**What to work on:** Copy the records from the start through the line containing "chart-a-xlabel: 温度 — [155, 280, 1195, 312]", switching "xtick-label" to "x-tick label" and leaving everything else as it is.
— start Information shown —
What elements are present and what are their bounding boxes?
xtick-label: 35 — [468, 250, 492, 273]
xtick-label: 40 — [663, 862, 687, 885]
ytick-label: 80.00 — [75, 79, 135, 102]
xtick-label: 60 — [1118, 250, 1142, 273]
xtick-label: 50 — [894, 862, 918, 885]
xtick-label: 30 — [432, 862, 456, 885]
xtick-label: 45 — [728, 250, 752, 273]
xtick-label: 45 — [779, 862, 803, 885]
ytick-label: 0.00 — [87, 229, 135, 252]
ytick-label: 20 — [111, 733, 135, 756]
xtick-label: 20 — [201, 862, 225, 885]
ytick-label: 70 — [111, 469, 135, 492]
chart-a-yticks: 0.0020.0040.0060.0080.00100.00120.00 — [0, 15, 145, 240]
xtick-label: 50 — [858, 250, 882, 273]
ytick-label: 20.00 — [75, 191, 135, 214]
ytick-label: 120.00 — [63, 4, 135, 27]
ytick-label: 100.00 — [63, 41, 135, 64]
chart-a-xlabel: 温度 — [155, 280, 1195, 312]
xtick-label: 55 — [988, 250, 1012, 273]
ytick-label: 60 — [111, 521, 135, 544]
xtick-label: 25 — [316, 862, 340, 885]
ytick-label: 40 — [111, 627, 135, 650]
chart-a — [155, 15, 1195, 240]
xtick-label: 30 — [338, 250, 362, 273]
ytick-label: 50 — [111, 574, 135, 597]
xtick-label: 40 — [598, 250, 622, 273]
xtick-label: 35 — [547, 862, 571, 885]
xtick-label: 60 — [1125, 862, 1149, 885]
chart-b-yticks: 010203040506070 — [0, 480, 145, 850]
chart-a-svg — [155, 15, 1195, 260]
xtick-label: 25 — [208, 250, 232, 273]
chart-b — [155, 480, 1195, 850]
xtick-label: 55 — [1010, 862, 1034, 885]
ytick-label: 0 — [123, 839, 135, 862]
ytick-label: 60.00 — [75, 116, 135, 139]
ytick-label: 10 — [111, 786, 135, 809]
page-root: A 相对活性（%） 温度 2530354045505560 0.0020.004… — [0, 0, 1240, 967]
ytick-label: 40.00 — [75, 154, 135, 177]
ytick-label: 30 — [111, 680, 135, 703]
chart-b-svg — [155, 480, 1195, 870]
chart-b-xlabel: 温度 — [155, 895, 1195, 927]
— end Information shown —
**Answer:**
What elements are present and what are their bounding boxes?
x-tick label: 35 — [468, 250, 492, 273]
x-tick label: 40 — [663, 862, 687, 885]
ytick-label: 80.00 — [75, 79, 135, 102]
x-tick label: 60 — [1118, 250, 1142, 273]
x-tick label: 50 — [894, 862, 918, 885]
x-tick label: 30 — [432, 862, 456, 885]
x-tick label: 45 — [728, 250, 752, 273]
x-tick label: 45 — [779, 862, 803, 885]
ytick-label: 0.00 — [87, 229, 135, 252]
ytick-label: 20 — [111, 733, 135, 756]
x-tick label: 20 — [201, 862, 225, 885]
ytick-label: 70 — [111, 469, 135, 492]
chart-a-yticks: 0.0020.0040.0060.0080.00100.00120.00 — [0, 15, 145, 240]
x-tick label: 50 — [858, 250, 882, 273]
ytick-label: 20.00 — [75, 191, 135, 214]
ytick-label: 120.00 — [63, 4, 135, 27]
ytick-label: 100.00 — [63, 41, 135, 64]
chart-a-xlabel: 温度 — [155, 280, 1195, 312]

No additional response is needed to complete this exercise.